• **Set of tasks**
A: According to the provided text, which country has most of the EU clients who receive buprenorphine in medically assisted treatment?
B: Rewrite the part of the provided text that opens with the words containing "In 2003, the" and closes with "Norway (n = 8).", swapping "statistical bulletin" for "statistical report".

Price and purity of heroin

Box 10: Buprenorphine: treatment, misuse and prescription practices, in EMCDDA Annual report 2005: selected issues

In the past 10 years, buprenorphine has increasingly become available in Europe as an alternative to methadone for the treatment of opiate dependence. First developed as an analgesic, buprenorphine was suggested for use in the treatment of opiate dependency in the late 1970s. Buprenorphine’s introduction for opiate treatment in the EU-15 Member States and its expansion in these countries and into the new Member States is described.

Comparisons are made between buprenorphine and methadone in terms of efficacy and costs. The provision of buprenorphine treatment in Europe is described, and comparisons are made between Member States in which buprenorphine is the principal substance used in the treatment of opiate dependency and those where medically assisted treatment (MAT) is mainly carried out with methadone. Among the findings is that around 20 % of clients in MAT in the EU today receive buprenorphine, although most of these clients are in one country (France). Overall, buprenorphine has spread to many countries, but the actual number of clients is still limited in the majority of Member States.

Buprenorphine is looked at from the perspective of potential misuse. The first indications are that misuse of buprenorphine is prevalent in only a few countries, and is uncommon elsewhere. Some evidence is reported that relates misuse of buprenorphine to specific populations or age groups, or attempts to identify distinct groups of buprenorphine misusers. Although deaths due to buprenorphine misuse are very rare, some deaths are reported by scientific literature and by some European countries. Reports of deaths related to buprenorphine misuse are compared with those related to methadone misuse.

The selected issue draws conclusions about the relative merits of buprenorphine and methadone in the treatment of opiate dependency. Buprenorphine is identified as representing an opportunity to make MAT more widely available and more easily accessible.

This selected issue is available in print and on the internet in English only.

In Europe, heroin occurs in two forms: the commonly available brown heroin (its chemical base form) and the less common and more expensive white heroin (a salt form), which typically originates from South-East Asia. In 2003, in the EU the average street price of brown heroin was reported to vary between €27 per gram in Belgium and €144 per gram in Sweden, while the price of white heroin ranged from €25 (Slovakia) to €216 (Sweden) per gram (168). This price differential is likely to reflect the purity of the drug being sold.

In 2003, the average purity of brown heroin at street level in the EU varied from 6 % in Austria to 40 % in Malta. Data on purity of white heroin were reported by only a few countries (169); it ranged on average from 6 % in Finland to 70 % in Norway (170).

(168) See Table PPP-2 (part i) in the 2005 statistical bulletin.

(169) See Table PPP-6 (part i) in the 2005 statistical bulletin.

(170) Small sample number for Norway (n = 8).

• **Data for review**
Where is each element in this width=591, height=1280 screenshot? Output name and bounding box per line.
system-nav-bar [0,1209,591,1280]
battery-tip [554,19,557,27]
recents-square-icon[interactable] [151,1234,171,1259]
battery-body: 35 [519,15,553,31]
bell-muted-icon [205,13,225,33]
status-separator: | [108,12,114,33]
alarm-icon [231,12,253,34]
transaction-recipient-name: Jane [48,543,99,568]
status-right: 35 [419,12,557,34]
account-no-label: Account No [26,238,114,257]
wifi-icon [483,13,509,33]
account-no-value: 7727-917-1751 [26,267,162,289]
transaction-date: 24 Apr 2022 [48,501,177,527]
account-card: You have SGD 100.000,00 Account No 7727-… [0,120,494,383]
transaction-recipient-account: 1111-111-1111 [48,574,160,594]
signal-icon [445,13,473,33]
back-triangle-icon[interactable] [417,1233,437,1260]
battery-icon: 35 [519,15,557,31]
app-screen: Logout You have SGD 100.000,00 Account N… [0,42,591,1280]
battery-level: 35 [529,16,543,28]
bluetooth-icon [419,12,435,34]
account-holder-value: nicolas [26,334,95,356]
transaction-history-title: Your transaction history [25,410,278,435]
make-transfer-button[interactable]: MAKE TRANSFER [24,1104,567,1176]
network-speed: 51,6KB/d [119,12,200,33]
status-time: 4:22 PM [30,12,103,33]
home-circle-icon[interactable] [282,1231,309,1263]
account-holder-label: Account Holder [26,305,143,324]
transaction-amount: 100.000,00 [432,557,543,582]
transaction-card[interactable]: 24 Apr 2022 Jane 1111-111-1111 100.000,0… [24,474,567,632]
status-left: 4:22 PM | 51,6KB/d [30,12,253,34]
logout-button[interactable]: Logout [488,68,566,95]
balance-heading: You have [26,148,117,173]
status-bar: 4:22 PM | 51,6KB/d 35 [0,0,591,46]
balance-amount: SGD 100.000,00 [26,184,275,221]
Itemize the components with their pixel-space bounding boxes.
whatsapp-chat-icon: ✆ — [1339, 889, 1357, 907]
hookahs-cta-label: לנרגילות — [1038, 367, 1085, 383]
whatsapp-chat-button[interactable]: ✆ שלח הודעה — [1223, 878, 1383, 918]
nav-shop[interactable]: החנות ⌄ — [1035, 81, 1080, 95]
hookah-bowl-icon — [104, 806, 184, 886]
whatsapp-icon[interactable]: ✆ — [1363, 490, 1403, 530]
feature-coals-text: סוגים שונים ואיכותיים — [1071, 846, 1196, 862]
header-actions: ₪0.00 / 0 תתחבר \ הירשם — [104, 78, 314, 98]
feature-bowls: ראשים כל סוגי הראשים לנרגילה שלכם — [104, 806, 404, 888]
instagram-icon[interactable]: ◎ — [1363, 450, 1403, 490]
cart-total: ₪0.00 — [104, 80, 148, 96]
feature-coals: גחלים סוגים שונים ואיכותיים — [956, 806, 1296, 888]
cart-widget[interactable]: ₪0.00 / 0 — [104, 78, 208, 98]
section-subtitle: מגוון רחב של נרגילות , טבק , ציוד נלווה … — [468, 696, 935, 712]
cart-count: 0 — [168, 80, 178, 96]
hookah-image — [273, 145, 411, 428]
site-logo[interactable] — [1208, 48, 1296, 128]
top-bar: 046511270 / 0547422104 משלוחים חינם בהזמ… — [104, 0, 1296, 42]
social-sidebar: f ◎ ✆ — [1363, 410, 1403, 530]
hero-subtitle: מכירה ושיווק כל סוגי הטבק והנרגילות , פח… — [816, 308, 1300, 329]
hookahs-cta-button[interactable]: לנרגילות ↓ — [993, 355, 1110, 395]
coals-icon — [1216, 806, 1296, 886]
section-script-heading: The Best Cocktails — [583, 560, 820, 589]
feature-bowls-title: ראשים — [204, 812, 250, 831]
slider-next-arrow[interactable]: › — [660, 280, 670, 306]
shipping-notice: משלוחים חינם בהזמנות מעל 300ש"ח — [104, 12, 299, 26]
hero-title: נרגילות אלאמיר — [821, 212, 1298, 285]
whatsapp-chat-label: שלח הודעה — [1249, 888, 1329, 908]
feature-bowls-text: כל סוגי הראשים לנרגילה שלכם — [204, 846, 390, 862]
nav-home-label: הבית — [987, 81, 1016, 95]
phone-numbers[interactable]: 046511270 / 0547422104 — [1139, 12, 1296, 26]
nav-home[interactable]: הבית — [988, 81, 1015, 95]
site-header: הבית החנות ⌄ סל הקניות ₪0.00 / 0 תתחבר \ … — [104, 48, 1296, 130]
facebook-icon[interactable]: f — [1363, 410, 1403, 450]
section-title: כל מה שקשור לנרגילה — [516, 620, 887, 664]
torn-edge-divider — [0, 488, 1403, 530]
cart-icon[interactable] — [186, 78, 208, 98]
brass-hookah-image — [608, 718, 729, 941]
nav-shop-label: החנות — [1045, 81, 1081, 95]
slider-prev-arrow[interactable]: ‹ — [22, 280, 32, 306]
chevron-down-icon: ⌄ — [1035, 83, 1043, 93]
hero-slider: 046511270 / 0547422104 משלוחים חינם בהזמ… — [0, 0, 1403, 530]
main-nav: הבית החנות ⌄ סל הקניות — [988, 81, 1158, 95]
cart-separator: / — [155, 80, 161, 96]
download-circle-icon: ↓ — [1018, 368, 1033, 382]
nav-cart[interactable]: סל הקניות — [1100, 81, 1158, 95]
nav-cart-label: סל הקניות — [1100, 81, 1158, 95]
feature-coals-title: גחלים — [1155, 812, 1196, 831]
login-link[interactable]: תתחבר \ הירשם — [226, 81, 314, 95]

• **Answers by item number**
A: France

B:
In 2003, the average purity of brown heroin at street level in the EU varied from 6 % in Austria to 40 % in Malta. Data on purity of white heroin were reported by only a few countries (169); it ranged on average from 6 % in Finland to 70 % in Norway (170).

(168) See Table PPP-2 (part i) in the 2005 statistical report.

(169) See Table PPP-6 (part i) in the 2005 statistical report.

(170) Small sample number for Norway (n = 8).